**Material for this task:**

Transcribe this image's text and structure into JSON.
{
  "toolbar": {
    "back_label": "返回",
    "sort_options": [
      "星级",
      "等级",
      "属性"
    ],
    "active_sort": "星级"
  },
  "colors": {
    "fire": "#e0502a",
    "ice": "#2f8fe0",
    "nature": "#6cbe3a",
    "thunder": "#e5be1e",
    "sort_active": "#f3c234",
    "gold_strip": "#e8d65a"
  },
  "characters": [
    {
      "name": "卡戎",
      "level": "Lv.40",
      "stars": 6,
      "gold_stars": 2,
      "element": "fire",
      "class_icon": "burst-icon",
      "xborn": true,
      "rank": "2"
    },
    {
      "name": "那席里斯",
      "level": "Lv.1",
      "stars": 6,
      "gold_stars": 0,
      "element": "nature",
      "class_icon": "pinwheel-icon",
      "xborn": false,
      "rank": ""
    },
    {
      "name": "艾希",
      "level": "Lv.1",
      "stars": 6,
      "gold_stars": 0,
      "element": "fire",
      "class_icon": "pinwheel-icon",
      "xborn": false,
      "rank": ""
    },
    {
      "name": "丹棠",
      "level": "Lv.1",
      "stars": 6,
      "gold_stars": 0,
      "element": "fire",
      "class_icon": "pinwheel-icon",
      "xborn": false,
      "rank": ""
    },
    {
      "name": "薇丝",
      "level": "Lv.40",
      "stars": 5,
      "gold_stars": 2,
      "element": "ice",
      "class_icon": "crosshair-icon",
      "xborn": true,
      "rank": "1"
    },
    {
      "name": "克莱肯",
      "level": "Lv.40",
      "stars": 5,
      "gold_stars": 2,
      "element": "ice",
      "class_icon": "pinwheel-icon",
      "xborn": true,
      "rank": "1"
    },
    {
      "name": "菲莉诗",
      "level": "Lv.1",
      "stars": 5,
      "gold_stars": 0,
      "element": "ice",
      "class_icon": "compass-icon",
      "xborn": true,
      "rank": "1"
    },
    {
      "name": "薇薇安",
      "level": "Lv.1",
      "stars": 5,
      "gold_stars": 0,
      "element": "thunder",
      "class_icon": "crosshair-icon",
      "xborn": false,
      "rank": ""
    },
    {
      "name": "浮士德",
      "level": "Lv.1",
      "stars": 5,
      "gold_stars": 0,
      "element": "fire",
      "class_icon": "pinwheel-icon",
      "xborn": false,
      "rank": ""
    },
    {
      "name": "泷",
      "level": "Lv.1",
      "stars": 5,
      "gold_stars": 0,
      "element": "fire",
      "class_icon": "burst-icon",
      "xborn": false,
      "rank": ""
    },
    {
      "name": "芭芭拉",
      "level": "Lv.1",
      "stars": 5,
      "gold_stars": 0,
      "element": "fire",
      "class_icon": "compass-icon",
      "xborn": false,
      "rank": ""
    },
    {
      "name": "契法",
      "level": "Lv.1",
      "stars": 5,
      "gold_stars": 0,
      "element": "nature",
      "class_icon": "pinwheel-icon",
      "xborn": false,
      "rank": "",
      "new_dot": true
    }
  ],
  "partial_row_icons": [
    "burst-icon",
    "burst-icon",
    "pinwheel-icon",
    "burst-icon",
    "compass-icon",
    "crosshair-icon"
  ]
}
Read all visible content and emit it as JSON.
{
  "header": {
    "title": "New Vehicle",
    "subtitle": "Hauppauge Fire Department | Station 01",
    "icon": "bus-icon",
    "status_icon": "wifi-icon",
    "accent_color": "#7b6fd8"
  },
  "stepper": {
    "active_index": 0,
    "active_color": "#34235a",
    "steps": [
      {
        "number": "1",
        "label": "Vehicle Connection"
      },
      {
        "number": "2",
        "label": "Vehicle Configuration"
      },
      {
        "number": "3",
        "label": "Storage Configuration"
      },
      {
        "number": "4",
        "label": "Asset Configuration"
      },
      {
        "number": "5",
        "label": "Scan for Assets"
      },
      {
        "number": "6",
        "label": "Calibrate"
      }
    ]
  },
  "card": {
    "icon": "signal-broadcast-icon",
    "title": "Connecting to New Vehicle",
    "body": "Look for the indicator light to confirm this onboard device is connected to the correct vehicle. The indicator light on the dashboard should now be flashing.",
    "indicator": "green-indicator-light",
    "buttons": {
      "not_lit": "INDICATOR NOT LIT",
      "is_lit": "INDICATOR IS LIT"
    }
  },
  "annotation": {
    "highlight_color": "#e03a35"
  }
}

**Task:** Extract every entry above as it appears.

**Task result:**
Transcribe this image's text and structure into JSON.
{
  "toolbar": {
    "back_label": "返回",
    "sort_options": [
      "星级",
      "等级",
      "属性"
    ],
    "active_sort": "星级"
  },
  "colors": {
    "fire": "#e0502a",
    "ice": "#2f8fe0",
    "nature": "#6cbe3a",
    "thunder": "#e5be1e",
    "sort_active": "#f3c234",
    "gold_strip": "#e8d65a"
  },
  "characters": [
    {
      "name": "卡戎",
      "level": "Lv.40",
      "stars": 6,
      "gold_stars": 2,
      "element": "fire",
      "class_icon": "burst-icon",
      "xborn": true,
      "rank": "2"
    },
    {
      "name": "那席里斯",
      "level": "Lv.1",
      "stars": 6,
      "gold_stars": 0,
      "element": "nature",
      "class_icon": "pinwheel-icon",
      "xborn": false,
      "rank": ""
    },
    {
      "name": "艾希",
      "level": "Lv.1",
      "stars": 6,
      "gold_stars": 0,
      "element": "fire",
      "class_icon": "pinwheel-icon",
      "xborn": false,
      "rank": ""
    },
    {
      "name": "丹棠",
      "level": "Lv.1",
      "stars": 6,
      "gold_stars": 0,
      "element": "fire",
      "class_icon": "pinwheel-icon",
      "xborn": false,
      "rank": ""
    },
    {
      "name": "薇丝",
      "level": "Lv.40",
      "stars": 5,
      "gold_stars": 2,
      "element": "ice",
      "class_icon": "crosshair-icon",
      "xborn": true,
      "rank": "1"
    },
    {
      "name": "克莱肯",
      "level": "Lv.40",
      "stars": 5,
      "gold_stars": 2,
      "element": "ice",
      "class_icon": "pinwheel-icon",
      "xborn": true,
      "rank": "1"
    },
    {
      "name": "菲莉诗",
      "level": "Lv.1",
      "stars": 5,
      "gold_stars": 0,
      "element": "ice",
      "class_icon": "compass-icon",
      "xborn": true,
      "rank": "1"
    },
    {
      "name": "薇薇安",
      "level": "Lv.1",
      "stars": 5,
      "gold_stars": 0,
      "element": "thunder",
      "class_icon": "crosshair-icon",
      "xborn": false,
      "rank": ""
    },
    {
      "name": "浮士德",
      "level": "Lv.1",
      "stars": 5,
      "gold_stars": 0,
      "element": "fire",
      "class_icon": "pinwheel-icon",
      "xborn": false,
      "rank": ""
    },
    {
      "name": "泷",
      "level": "Lv.1",
      "stars": 5,
      "gold_stars": 0,
      "element": "fire",
      "class_icon": "burst-icon",
      "xborn": false,
      "rank": ""
    },
    {
      "name": "芭芭拉",
      "level": "Lv.1",
      "stars": 5,
      "gold_stars": 0,
      "element": "fire",
      "class_icon": "compass-icon",
      "xborn": false,
      "rank": ""
    },
    {
      "name": "契法",
      "level": "Lv.1",
      "stars": 5,
      "gold_stars": 0,
      "element": "nature",
      "class_icon": "pinwheel-icon",
      "xborn": false,
      "rank": "",
      "new_dot": true
    }
  ],
  "partial_row_icons": [
    "burst-icon",
    "burst-icon",
    "pinwheel-icon",
    "burst-icon",
    "compass-icon",
    "crosshair-icon"
  ]
}
Read all visible content and emit it as JSON.
{
  "header": {
    "title": "New Vehicle",
    "subtitle": "Hauppauge Fire Department | Station 01",
    "icon": "bus-icon",
    "status_icon": "wifi-icon",
    "accent_color": "#7b6fd8"
  },
  "stepper": {
    "active_index": 0,
    "active_color": "#34235a",
    "steps": [
      {
        "number": "1",
        "label": "Vehicle Connection"
      },
      {
        "number": "2",
        "label": "Vehicle Configuration"
      },
      {
        "number": "3",
        "label": "Storage Configuration"
      },
      {
        "number": "4",
        "label": "Asset Configuration"
      },
      {
        "number": "5",
        "label": "Scan for Assets"
      },
      {
        "number": "6",
        "label": "Calibrate"
      }
    ]
  },
  "card": {
    "icon": "signal-broadcast-icon",
    "title": "Connecting to New Vehicle",
    "body": "Look for the indicator light to confirm this onboard device is connected to the correct vehicle. The indicator light on the dashboard should now be flashing.",
    "indicator": "green-indicator-light",
    "buttons": {
      "not_lit": "INDICATOR NOT LIT",
      "is_lit": "INDICATOR IS LIT"
    }
  },
  "annotation": {
    "highlight_color": "#e03a35"
  }
}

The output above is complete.